━━━ LISTED ENTRIES

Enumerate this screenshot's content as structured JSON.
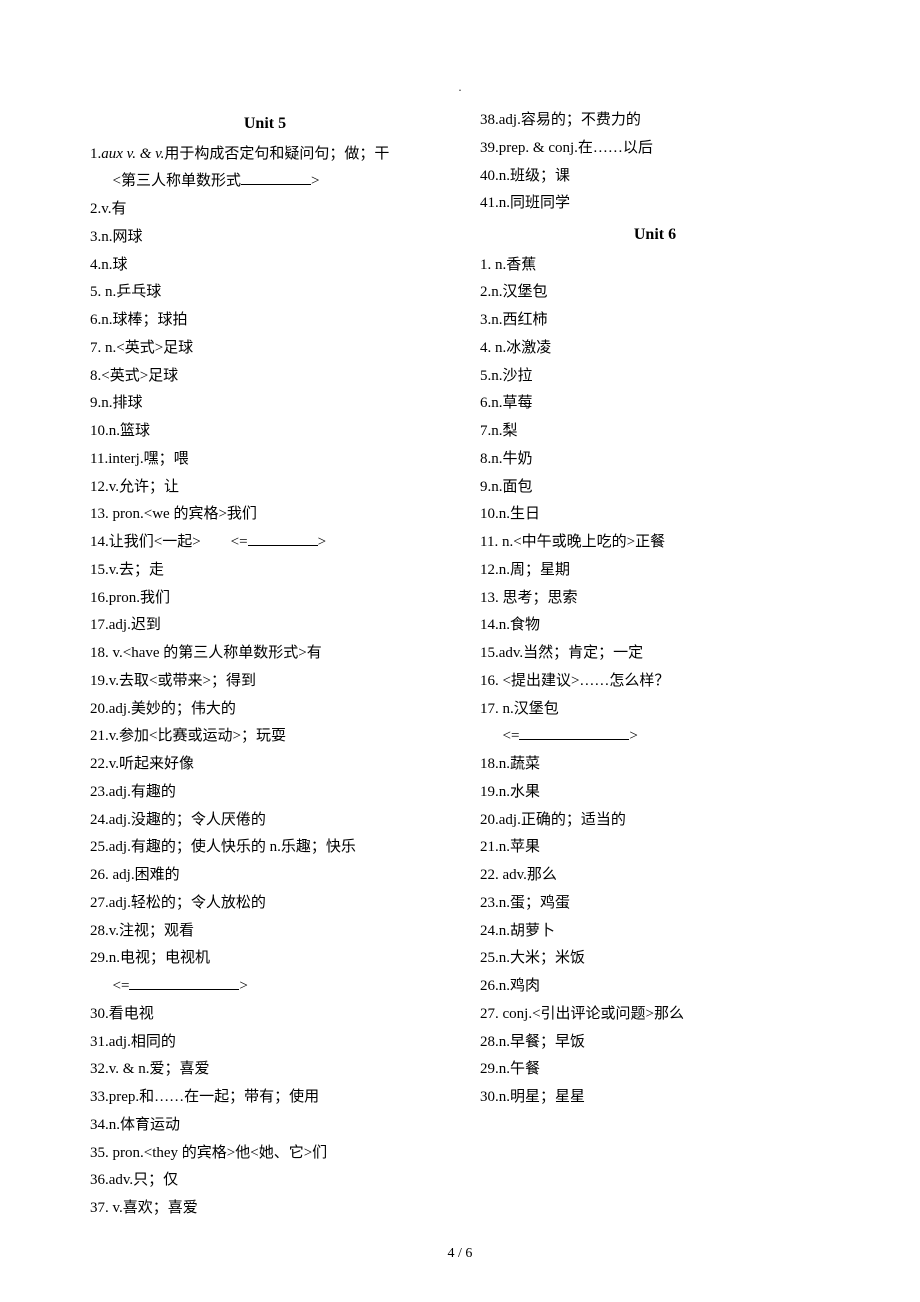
{
  "header_dot": ".",
  "unit5_title": "Unit 5",
  "unit6_title": "Unit 6",
  "unit5": [
    "1.aux v. & v.用于构成否定句和疑问句；做；干",
    "<第三人称单数形式",
    "2.v.有",
    "3.n.网球",
    "4.n.球",
    "5. n.乒乓球",
    "6.n.球棒；球拍",
    "7. n.<英式>足球",
    "8.<英式>足球",
    "9.n.排球",
    "10.n.篮球",
    "11.interj.嘿；喂",
    "12.v.允许；让",
    "13. pron.<we 的宾格>我们",
    "14.让我们<一起>",
    "15.v.去；走",
    "16.pron.我们",
    "17.adj.迟到",
    "18. v.<have 的第三人称单数形式>有",
    "19.v.去取<或带来>；得到",
    "20.adj.美妙的；伟大的",
    "21.v.参加<比赛或运动>；玩耍",
    "22.v.听起来好像",
    "23.adj.有趣的",
    "24.adj.没趣的；令人厌倦的",
    "25.adj.有趣的；使人快乐的   n.乐趣；快乐",
    "26. adj.困难的",
    "27.adj.轻松的；令人放松的",
    "28.v.注视；观看",
    "29.n.电视；电视机",
    "30.看电视",
    "31.adj.相同的",
    "32.v. & n.爱；喜爱",
    "33.prep.和……在一起；带有；使用",
    "34.n.体育运动",
    "35. pron.<they 的宾格>他<她、它>们"
  ],
  "unit5_continued": [
    "36.adv.只；仅",
    "37. v.喜欢；喜爱",
    "38.adj.容易的；不费力的",
    "39.prep. & conj.在……以后",
    "40.n.班级；课",
    "41.n.同班同学"
  ],
  "unit6": [
    "1. n.香蕉",
    "2.n.汉堡包",
    "3.n.西红柿",
    "4. n.冰激凌",
    "5.n.沙拉",
    "6.n.草莓",
    "7.n.梨",
    "8.n.牛奶",
    "9.n.面包",
    "10.n.生日",
    "11. n.<中午或晚上吃的>正餐",
    "12.n.周；星期",
    "13. 思考；思索",
    "14.n.食物",
    "15.adv.当然；肯定；一定",
    "16. <提出建议>……怎么样？",
    "17. n.汉堡包",
    "18.n.蔬菜",
    "19.n.水果",
    "20.adj.正确的；适当的",
    "21.n.苹果",
    "22. adv.那么",
    "23.n.蛋；鸡蛋",
    "24.n.胡萝卜",
    "25.n.大米；米饭",
    "26.n.鸡肉",
    "27. conj.<引出评论或问题>那么",
    "28.n.早餐；早饭",
    "29.n.午餐",
    "30.n.明星；星星"
  ],
  "footer": "4 / 6"
}
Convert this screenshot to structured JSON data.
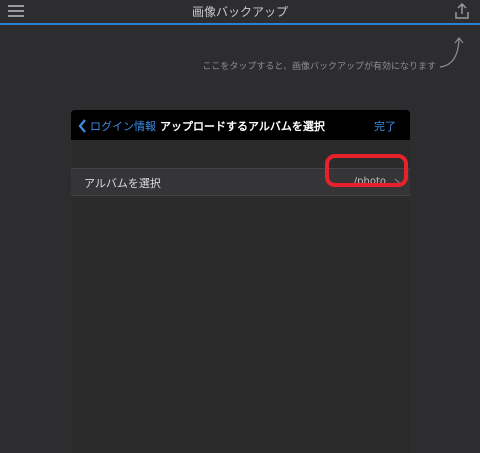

━━━━━━

- [WORK REQUIRED] Each line of the data is to be duplicated exactly; pictures stay out of the copy.

- [EXERCISE ANSWER]
Enumerate this screenshot's content as structured JSON.
{
  "header_dot": ".",
  "unit5_title": "Unit 5",
  "unit6_title": "Unit 6",
  "unit5": [
    "1.aux v. & v.用于构成否定句和疑问句；做；干",
    "<第三人称单数形式",
    "2.v.有",
    "3.n.网球",
    "4.n.球",
    "5. n.乒乓球",
    "6.n.球棒；球拍",
    "7. n.<英式>足球",
    "8.<英式>足球",
    "9.n.排球",
    "10.n.篮球",
    "11.interj.嘿；喂",
    "12.v.允许；让",
    "13. pron.<we 的宾格>我们",
    "14.让我们<一起>",
    "15.v.去；走",
    "16.pron.我们",
    "17.adj.迟到",
    "18. v.<have 的第三人称单数形式>有",
    "19.v.去取<或带来>；得到",
    "20.adj.美妙的；伟大的",
    "21.v.参加<比赛或运动>；玩耍",
    "22.v.听起来好像",
    "23.adj.有趣的",
    "24.adj.没趣的；令人厌倦的",
    "25.adj.有趣的；使人快乐的   n.乐趣；快乐",
    "26. adj.困难的",
    "27.adj.轻松的；令人放松的",
    "28.v.注视；观看",
    "29.n.电视；电视机",
    "30.看电视",
    "31.adj.相同的",
    "32.v. & n.爱；喜爱",
    "33.prep.和……在一起；带有；使用",
    "34.n.体育运动",
    "35. pron.<they 的宾格>他<她、它>们"
  ],
  "unit5_continued": [
    "36.adv.只；仅",
    "37. v.喜欢；喜爱",
    "38.adj.容易的；不费力的",
    "39.prep. & conj.在……以后",
    "40.n.班级；课",
    "41.n.同班同学"
  ],
  "unit6": [
    "1. n.香蕉",
    "2.n.汉堡包",
    "3.n.西红柿",
    "4. n.冰激凌",
    "5.n.沙拉",
    "6.n.草莓",
    "7.n.梨",
    "8.n.牛奶",
    "9.n.面包",
    "10.n.生日",
    "11. n.<中午或晚上吃的>正餐",
    "12.n.周；星期",
    "13. 思考；思索",
    "14.n.食物",
    "15.adv.当然；肯定；一定",
    "16. <提出建议>……怎么样？",
    "17. n.汉堡包",
    "18.n.蔬菜",
    "19.n.水果",
    "20.adj.正确的；适当的",
    "21.n.苹果",
    "22. adv.那么",
    "23.n.蛋；鸡蛋",
    "24.n.胡萝卜",
    "25.n.大米；米饭",
    "26.n.鸡肉",
    "27. conj.<引出评论或问题>那么",
    "28.n.早餐；早饭",
    "29.n.午餐",
    "30.n.明星；星星"
  ],
  "footer": "4 / 6"
}
Convert this screenshot to structured JSON data.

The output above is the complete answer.